§ PROBLEM TO WORK ON
Collect from the data below each line with "Омского".

§ INPUT ROWS

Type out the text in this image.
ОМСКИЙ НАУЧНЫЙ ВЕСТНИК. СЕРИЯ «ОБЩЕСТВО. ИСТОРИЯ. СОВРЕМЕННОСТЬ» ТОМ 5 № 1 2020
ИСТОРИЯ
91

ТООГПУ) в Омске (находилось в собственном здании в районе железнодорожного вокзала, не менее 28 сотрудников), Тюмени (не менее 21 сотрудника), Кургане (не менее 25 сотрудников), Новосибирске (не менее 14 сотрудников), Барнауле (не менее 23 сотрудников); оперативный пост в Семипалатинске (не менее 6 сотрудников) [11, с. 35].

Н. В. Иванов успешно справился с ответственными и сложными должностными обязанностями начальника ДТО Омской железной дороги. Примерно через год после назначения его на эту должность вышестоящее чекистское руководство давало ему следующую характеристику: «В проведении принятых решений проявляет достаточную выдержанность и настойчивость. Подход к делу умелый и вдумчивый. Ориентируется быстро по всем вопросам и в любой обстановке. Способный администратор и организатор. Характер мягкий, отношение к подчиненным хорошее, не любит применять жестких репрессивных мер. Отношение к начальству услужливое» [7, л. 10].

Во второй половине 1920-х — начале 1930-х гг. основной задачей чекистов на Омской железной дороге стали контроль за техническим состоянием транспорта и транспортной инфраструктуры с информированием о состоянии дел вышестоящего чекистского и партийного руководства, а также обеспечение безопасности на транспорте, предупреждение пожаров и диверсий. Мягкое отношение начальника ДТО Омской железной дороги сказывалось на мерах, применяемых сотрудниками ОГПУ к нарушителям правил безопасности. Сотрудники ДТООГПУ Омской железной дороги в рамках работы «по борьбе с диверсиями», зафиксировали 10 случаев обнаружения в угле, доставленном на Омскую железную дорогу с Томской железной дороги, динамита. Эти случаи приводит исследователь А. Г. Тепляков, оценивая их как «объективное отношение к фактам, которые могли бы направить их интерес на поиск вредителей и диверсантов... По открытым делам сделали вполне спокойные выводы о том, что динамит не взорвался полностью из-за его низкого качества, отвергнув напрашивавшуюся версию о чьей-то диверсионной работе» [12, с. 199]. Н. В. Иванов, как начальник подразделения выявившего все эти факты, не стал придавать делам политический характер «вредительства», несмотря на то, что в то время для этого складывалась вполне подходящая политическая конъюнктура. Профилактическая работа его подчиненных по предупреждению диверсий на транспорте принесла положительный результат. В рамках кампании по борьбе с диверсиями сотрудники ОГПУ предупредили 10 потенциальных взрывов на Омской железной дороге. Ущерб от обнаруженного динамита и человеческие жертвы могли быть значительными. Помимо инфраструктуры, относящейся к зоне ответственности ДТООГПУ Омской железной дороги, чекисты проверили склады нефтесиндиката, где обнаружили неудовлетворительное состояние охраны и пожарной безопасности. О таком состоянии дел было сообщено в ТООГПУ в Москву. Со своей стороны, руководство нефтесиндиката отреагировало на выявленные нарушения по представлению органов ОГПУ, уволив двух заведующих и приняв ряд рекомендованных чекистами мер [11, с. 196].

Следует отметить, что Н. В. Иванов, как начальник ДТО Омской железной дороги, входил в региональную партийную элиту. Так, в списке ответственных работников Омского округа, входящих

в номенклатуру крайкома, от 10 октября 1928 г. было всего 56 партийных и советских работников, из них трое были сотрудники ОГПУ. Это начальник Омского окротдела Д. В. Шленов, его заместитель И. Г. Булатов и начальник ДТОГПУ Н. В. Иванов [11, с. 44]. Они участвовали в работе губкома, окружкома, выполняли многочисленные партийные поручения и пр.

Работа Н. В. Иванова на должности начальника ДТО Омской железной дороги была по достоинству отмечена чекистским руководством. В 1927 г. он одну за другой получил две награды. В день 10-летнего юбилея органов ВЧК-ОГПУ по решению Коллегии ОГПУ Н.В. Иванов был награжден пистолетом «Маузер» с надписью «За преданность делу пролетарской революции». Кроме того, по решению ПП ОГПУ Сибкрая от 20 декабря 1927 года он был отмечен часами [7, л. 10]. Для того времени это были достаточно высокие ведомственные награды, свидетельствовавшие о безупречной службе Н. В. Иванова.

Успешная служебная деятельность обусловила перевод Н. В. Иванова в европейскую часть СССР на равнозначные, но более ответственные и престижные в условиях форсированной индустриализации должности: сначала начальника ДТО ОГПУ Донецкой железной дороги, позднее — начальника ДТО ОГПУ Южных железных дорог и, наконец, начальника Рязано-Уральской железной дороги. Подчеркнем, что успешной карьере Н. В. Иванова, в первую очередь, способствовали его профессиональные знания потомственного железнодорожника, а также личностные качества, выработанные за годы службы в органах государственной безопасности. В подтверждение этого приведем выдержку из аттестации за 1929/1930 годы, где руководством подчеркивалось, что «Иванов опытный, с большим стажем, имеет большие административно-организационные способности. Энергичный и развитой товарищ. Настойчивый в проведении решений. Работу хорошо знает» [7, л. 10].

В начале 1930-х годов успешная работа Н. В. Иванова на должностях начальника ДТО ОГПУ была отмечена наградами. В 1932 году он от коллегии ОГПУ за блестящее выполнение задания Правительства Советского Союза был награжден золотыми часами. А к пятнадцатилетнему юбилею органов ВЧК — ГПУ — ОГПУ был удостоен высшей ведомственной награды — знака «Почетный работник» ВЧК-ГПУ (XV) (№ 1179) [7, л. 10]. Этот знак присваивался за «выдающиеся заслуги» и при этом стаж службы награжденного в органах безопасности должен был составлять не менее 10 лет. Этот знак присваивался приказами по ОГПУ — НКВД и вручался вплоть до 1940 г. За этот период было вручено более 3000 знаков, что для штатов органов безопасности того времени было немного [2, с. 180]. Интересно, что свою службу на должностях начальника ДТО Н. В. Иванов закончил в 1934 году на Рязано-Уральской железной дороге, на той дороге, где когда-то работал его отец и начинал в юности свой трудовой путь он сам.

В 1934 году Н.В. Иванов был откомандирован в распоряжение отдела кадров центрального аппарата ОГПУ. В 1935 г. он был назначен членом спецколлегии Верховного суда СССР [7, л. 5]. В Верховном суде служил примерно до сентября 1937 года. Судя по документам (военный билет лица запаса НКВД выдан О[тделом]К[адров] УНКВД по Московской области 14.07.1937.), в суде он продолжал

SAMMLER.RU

§ CORRECT RESULT
Следует отметить, что Н. В. Иванов, как начальник ДТО Омской железной дороги, входил в региональную партийную элиту. Так, в списке ответственных работников Омского округа, входящих
в номенклатуру крайкома, от 10 октября 1928 г. было всего 56 партийных и советских работников, из них трое были сотрудники ОГПУ. Это начальник Омского окротдела Д. В. Шленов, его заместитель И. Г. Булатов и начальник ДТОГПУ Н. В. Иванов [11, с. 44]. Они участвовали в работе губкома, окружкома, выполняли многочисленные партийные поручения и пр.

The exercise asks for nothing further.